▶ [Aim] Return the number of lines that include the string "hivejob", without any other text.

▶ [Stored data]

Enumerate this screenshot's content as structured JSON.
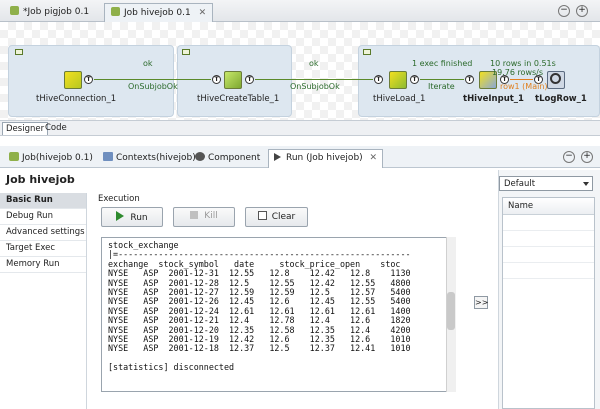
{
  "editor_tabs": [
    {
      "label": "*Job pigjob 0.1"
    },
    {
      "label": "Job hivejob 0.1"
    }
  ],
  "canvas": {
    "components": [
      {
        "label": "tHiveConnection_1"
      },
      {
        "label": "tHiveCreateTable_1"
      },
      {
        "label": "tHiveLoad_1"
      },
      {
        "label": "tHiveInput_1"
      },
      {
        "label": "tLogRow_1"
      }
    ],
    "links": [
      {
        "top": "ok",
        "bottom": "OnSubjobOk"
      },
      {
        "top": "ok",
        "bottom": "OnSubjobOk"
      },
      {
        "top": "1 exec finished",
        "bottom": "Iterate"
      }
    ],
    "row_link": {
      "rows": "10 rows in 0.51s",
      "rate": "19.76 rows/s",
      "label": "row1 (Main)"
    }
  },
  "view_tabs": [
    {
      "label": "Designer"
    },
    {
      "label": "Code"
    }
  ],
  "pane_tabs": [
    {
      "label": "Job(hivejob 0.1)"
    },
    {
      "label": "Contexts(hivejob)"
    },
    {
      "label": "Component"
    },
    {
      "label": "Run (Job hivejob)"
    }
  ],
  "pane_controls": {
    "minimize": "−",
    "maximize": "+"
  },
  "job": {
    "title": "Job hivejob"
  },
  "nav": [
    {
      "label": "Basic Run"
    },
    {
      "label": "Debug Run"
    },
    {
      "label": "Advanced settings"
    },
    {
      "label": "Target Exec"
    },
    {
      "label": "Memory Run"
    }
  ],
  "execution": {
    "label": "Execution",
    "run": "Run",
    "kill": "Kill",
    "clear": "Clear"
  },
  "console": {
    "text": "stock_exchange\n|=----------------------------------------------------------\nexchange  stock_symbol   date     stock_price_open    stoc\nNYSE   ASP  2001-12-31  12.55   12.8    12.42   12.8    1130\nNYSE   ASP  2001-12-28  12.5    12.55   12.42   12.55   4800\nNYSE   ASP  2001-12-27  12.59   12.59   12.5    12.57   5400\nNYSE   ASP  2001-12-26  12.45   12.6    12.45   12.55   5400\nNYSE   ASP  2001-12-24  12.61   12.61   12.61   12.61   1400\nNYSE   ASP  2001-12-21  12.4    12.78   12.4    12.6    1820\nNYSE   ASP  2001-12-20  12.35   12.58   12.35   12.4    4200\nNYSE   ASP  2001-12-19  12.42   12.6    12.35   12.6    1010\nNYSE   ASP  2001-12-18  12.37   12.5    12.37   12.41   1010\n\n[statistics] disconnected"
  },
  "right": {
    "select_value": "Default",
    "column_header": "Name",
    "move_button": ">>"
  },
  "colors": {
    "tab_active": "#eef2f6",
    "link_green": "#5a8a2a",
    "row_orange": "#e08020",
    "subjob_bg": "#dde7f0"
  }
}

▶ [Response to the exercise] 5